▸ **Stated exercise**
From the entries below, copy out every line with "Running" in it.

▸ **Records supplied**
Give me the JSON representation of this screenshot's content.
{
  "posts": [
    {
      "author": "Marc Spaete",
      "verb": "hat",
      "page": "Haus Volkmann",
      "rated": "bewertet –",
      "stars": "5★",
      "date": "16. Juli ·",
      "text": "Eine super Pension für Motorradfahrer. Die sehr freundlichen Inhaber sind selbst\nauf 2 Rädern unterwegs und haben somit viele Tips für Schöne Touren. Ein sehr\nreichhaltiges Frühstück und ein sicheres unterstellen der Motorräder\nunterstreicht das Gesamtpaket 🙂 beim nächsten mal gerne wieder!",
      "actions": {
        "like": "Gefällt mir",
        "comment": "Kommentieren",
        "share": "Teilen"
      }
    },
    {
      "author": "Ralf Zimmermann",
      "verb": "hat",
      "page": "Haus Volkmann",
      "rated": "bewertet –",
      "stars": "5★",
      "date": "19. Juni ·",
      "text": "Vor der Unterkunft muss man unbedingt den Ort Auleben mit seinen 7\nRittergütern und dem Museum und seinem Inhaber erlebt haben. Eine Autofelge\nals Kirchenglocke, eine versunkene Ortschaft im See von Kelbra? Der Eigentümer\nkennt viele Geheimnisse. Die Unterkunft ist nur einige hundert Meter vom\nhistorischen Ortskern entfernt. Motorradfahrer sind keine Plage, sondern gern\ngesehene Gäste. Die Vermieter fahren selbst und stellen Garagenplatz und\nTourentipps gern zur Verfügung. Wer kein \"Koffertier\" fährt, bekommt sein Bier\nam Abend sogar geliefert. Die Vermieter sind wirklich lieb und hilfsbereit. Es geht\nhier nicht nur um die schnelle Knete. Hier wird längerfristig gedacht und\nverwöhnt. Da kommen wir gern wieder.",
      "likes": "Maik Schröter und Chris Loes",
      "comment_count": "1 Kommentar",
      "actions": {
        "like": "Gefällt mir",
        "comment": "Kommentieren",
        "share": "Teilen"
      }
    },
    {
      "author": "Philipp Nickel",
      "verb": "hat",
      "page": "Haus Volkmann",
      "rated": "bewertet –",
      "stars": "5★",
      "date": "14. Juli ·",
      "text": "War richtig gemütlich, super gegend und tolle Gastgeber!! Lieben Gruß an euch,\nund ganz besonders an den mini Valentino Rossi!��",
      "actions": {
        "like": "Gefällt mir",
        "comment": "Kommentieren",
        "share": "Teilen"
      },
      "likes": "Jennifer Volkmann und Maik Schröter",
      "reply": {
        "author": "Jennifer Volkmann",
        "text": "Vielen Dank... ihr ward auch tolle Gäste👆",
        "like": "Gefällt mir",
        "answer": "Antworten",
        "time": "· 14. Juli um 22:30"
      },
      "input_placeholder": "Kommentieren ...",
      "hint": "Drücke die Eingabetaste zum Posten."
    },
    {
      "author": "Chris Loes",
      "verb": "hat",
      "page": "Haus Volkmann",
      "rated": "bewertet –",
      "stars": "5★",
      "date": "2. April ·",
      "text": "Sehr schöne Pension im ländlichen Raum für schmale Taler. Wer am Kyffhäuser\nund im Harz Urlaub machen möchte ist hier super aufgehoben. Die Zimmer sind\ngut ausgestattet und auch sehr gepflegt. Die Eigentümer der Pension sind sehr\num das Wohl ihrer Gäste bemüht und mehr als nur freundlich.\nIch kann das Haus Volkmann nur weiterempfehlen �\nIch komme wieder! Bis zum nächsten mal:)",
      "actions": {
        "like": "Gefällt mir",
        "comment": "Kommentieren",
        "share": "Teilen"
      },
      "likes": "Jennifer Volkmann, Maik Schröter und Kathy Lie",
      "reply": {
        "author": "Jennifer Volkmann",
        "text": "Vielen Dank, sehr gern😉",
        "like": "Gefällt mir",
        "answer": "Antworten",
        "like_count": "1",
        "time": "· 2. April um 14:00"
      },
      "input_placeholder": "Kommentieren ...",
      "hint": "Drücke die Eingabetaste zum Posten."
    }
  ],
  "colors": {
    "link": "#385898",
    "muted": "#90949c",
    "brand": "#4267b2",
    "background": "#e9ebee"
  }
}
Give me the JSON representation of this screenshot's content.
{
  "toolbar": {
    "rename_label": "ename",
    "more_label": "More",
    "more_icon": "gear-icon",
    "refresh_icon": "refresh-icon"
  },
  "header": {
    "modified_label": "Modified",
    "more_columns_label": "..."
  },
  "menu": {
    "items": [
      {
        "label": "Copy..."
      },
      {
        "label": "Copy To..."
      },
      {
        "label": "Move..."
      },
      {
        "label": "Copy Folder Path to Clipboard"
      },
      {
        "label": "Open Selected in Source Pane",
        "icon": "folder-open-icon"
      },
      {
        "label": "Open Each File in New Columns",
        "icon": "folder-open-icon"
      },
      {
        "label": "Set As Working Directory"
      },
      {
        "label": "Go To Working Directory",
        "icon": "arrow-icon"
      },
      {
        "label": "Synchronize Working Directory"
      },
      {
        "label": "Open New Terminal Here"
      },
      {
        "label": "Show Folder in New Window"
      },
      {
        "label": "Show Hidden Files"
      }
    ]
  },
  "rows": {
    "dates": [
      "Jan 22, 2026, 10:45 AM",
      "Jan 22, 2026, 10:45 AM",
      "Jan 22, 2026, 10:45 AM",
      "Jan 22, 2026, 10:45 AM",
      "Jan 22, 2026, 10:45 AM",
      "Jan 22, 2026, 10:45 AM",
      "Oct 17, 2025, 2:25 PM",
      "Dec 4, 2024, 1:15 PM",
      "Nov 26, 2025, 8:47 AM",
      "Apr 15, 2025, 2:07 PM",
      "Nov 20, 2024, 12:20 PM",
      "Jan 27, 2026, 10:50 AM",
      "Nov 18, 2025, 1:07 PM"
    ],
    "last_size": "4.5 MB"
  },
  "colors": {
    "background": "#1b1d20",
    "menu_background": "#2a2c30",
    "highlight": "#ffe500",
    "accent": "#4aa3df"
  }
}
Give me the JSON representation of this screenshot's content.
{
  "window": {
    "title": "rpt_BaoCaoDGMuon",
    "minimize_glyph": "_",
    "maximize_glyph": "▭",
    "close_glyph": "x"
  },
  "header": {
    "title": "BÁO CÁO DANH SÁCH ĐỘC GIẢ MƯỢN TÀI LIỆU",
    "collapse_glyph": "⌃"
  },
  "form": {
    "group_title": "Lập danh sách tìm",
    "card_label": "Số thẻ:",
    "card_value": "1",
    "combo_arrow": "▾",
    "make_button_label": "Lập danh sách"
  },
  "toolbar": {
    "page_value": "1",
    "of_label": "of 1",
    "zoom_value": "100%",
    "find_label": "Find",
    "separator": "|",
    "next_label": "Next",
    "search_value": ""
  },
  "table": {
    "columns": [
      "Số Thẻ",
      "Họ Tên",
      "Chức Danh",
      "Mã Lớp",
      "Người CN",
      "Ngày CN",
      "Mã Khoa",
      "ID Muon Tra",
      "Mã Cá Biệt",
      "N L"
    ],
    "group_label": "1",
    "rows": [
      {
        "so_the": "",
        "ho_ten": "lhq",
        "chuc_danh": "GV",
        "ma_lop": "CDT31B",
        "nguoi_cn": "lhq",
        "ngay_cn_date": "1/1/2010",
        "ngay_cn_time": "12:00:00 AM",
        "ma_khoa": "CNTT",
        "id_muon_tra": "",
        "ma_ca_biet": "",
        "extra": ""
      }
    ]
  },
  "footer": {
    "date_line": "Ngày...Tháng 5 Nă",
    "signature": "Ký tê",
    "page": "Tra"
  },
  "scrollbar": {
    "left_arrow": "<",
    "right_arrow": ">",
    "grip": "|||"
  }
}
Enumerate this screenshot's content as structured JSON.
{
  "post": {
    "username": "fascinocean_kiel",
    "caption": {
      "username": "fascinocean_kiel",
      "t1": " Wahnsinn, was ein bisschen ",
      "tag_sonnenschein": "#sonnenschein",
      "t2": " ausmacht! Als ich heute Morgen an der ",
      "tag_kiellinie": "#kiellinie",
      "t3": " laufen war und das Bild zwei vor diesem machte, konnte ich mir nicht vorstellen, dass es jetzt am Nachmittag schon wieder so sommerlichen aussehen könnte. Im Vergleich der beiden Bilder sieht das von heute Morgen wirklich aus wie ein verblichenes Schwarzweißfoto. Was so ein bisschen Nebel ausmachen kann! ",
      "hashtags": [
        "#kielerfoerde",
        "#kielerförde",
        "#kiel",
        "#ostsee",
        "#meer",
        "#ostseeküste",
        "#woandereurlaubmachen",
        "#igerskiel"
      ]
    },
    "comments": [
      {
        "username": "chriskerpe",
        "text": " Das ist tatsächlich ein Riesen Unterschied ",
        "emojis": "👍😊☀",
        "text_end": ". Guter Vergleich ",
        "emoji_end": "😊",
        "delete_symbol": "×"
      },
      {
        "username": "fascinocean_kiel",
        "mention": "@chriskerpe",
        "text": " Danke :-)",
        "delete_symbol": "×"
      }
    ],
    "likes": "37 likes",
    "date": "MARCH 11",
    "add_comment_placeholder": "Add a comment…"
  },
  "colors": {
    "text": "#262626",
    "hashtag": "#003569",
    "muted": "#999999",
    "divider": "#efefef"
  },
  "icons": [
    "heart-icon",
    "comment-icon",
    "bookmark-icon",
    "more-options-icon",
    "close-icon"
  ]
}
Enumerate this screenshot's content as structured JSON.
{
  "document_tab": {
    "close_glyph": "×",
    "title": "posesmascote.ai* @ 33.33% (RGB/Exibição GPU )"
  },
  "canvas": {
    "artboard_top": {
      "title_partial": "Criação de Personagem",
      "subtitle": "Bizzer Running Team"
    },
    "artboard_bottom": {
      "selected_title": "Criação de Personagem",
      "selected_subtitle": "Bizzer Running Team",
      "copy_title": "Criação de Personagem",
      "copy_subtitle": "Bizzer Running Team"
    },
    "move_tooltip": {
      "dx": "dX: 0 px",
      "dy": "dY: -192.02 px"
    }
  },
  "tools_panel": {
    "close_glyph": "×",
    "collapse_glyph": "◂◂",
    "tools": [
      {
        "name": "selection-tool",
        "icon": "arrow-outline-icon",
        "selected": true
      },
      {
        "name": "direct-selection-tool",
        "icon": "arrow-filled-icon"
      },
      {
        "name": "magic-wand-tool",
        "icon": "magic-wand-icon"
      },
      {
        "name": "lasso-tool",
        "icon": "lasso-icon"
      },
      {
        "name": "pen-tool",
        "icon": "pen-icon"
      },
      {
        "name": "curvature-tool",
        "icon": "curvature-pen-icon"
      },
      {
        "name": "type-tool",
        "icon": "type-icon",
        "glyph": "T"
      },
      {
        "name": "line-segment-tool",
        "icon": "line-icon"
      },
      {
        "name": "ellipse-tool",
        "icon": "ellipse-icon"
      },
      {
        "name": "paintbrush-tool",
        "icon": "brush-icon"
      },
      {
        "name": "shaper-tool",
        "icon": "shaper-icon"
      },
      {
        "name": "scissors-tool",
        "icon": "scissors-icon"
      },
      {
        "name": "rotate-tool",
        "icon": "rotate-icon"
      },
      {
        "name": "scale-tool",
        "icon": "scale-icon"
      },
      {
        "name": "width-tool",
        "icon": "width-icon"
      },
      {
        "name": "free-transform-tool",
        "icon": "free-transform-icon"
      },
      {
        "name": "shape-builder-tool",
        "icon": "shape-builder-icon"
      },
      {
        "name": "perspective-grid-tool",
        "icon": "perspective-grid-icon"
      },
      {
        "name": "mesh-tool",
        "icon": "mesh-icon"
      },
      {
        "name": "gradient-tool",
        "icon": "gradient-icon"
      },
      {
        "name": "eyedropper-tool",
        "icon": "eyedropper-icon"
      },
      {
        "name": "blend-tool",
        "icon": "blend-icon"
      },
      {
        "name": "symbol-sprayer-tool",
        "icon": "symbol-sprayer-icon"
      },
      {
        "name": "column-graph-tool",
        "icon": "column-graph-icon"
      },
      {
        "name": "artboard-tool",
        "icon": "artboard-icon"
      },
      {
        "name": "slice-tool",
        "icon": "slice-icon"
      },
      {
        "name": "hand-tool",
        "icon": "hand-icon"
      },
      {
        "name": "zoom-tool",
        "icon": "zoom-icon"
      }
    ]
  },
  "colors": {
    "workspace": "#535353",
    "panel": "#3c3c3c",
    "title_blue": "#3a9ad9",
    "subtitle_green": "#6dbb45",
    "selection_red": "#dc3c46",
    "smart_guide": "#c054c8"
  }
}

▸ **Solution for this exercise**
      "subtitle": "Bizzer Running Team"
      "selected_subtitle": "Bizzer Running Team",
      "copy_subtitle": "Bizzer Running Team"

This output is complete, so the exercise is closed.